■ **What you should do**: Look through the data below. Pick out the lines holding the string "Состав".

■ **Provided data**:
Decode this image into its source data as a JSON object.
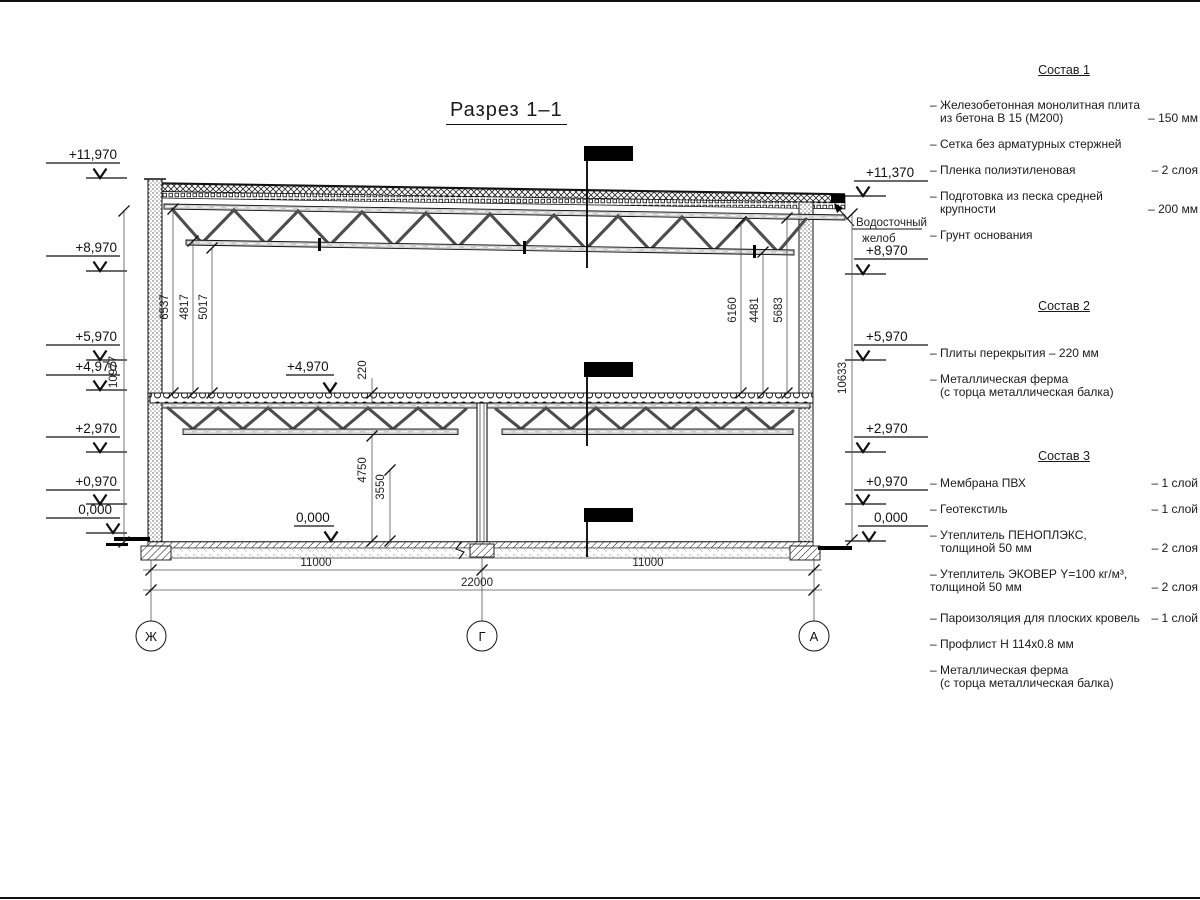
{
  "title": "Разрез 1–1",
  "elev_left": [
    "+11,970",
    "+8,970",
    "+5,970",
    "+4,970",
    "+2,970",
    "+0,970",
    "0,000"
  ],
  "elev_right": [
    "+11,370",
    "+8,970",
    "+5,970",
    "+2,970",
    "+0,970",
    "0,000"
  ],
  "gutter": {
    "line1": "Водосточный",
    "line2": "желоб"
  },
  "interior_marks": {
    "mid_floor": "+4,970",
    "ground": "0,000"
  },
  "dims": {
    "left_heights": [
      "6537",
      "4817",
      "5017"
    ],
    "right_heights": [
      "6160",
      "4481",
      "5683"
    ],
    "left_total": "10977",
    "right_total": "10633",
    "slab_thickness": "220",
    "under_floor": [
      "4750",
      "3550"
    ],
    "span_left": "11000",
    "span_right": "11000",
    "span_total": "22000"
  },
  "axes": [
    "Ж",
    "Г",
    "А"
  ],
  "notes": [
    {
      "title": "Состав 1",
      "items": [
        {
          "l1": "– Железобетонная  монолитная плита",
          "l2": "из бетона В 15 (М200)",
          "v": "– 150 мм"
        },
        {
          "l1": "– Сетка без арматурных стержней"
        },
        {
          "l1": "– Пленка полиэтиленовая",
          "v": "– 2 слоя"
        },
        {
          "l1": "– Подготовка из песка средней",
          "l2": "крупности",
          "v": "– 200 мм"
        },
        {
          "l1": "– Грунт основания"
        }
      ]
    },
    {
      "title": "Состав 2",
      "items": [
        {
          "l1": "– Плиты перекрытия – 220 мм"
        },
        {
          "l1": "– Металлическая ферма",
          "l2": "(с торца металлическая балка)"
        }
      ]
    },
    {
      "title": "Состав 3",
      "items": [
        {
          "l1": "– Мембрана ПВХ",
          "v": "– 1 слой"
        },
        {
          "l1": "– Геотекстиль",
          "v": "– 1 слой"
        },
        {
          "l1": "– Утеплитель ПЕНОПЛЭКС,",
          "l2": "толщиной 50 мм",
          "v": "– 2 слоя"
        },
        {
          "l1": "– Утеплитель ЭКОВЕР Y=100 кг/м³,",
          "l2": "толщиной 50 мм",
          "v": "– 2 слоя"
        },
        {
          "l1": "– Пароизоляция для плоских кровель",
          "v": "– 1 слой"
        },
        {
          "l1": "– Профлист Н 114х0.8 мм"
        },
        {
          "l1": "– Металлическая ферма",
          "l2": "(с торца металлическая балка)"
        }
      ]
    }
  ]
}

■ **Written response**:
      "title": "Состав 1",
      "title": "Состав 2",
      "title": "Состав 3",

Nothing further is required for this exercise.